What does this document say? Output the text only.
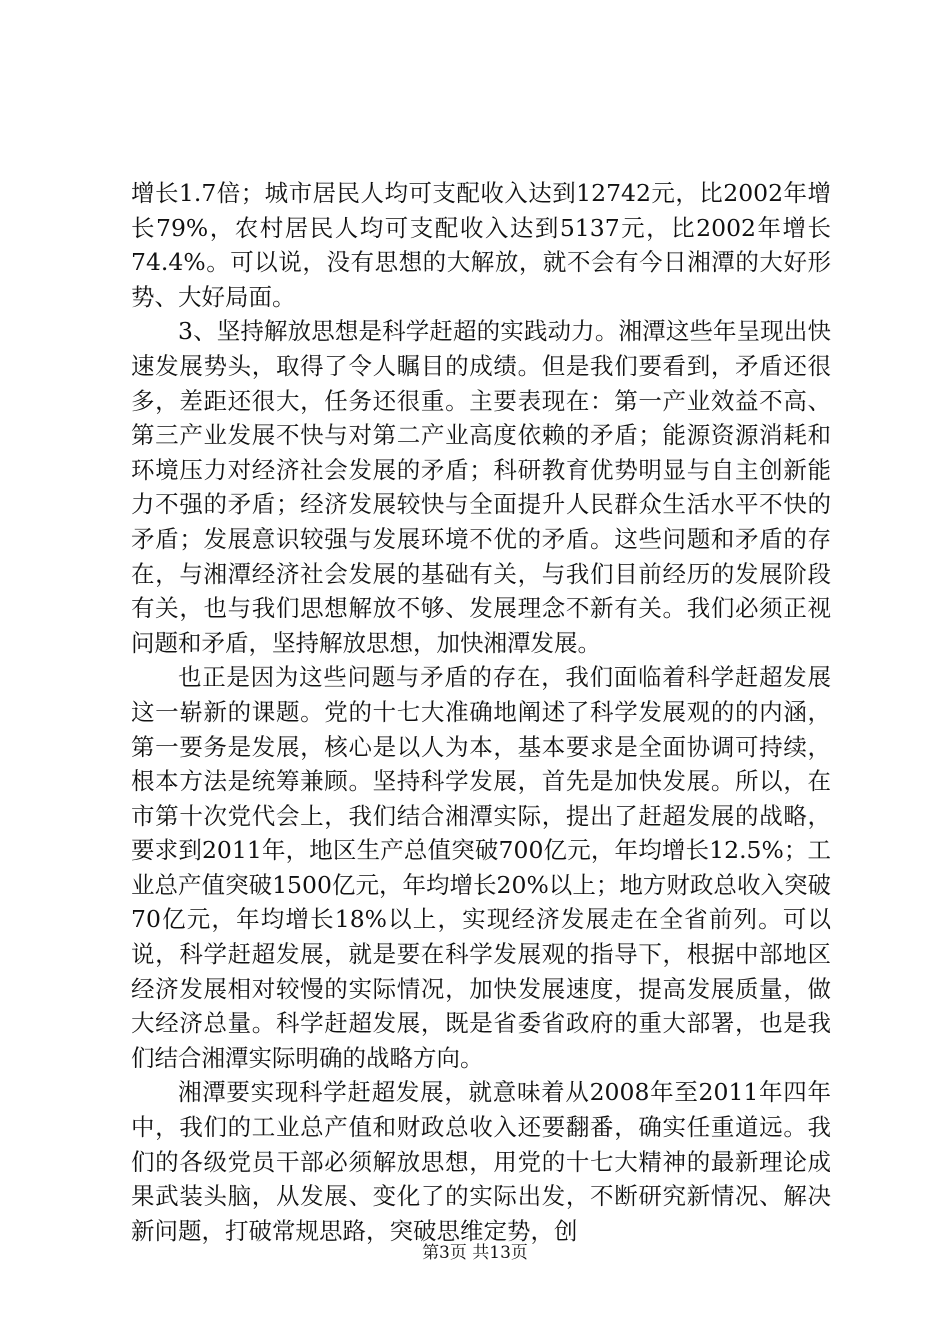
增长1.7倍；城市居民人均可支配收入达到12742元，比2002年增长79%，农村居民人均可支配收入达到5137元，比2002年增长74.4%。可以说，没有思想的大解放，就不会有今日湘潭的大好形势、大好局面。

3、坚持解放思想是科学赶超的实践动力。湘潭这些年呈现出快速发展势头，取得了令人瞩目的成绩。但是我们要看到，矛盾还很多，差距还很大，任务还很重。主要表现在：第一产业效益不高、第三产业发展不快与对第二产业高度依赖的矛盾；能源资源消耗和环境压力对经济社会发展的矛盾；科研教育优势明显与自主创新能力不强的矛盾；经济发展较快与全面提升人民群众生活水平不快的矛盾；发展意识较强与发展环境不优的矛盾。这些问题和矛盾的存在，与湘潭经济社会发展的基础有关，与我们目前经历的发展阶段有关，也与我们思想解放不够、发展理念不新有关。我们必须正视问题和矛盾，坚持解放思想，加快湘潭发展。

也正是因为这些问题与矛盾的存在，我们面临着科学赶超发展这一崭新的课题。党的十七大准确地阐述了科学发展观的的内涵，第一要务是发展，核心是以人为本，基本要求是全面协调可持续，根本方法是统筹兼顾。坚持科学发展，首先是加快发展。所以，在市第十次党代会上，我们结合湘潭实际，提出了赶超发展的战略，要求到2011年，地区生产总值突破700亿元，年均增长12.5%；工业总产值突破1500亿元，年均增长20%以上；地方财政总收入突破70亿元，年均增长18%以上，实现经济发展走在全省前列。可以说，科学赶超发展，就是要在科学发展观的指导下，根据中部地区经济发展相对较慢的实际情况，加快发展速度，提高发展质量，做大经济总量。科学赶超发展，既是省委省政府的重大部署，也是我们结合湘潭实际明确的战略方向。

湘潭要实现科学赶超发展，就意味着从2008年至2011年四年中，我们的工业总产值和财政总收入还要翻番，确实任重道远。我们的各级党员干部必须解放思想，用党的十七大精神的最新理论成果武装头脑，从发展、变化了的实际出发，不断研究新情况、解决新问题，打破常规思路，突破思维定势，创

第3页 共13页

# OBJECTIVE:
Except for the pictures, give all the material above again verbatim.

# TASK RESULT:
What does this document say? Output the text only.
增长1.7倍；城市居民人均可支配收入达到12742元，比2002年增长79%，农村居民人均可支配收入达到5137元，比2002年增长74.4%。可以说，没有思想的大解放，就不会有今日湘潭的大好形势、大好局面。

3、坚持解放思想是科学赶超的实践动力。湘潭这些年呈现出快速发展势头，取得了令人瞩目的成绩。但是我们要看到，矛盾还很多，差距还很大，任务还很重。主要表现在：第一产业效益不高、第三产业发展不快与对第二产业高度依赖的矛盾；能源资源消耗和环境压力对经济社会发展的矛盾；科研教育优势明显与自主创新能力不强的矛盾；经济发展较快与全面提升人民群众生活水平不快的矛盾；发展意识较强与发展环境不优的矛盾。这些问题和矛盾的存在，与湘潭经济社会发展的基础有关，与我们目前经历的发展阶段有关，也与我们思想解放不够、发展理念不新有关。我们必须正视问题和矛盾，坚持解放思想，加快湘潭发展。

也正是因为这些问题与矛盾的存在，我们面临着科学赶超发展这一崭新的课题。党的十七大准确地阐述了科学发展观的的内涵，第一要务是发展，核心是以人为本，基本要求是全面协调可持续，根本方法是统筹兼顾。坚持科学发展，首先是加快发展。所以，在市第十次党代会上，我们结合湘潭实际，提出了赶超发展的战略，要求到2011年，地区生产总值突破700亿元，年均增长12.5%；工业总产值突破1500亿元，年均增长20%以上；地方财政总收入突破70亿元，年均增长18%以上，实现经济发展走在全省前列。可以说，科学赶超发展，就是要在科学发展观的指导下，根据中部地区经济发展相对较慢的实际情况，加快发展速度，提高发展质量，做大经济总量。科学赶超发展，既是省委省政府的重大部署，也是我们结合湘潭实际明确的战略方向。

湘潭要实现科学赶超发展，就意味着从2008年至2011年四年中，我们的工业总产值和财政总收入还要翻番，确实任重道远。我们的各级党员干部必须解放思想，用党的十七大精神的最新理论成果武装头脑，从发展、变化了的实际出发，不断研究新情况、解决新问题，打破常规思路，突破思维定势，创

第3页 共13页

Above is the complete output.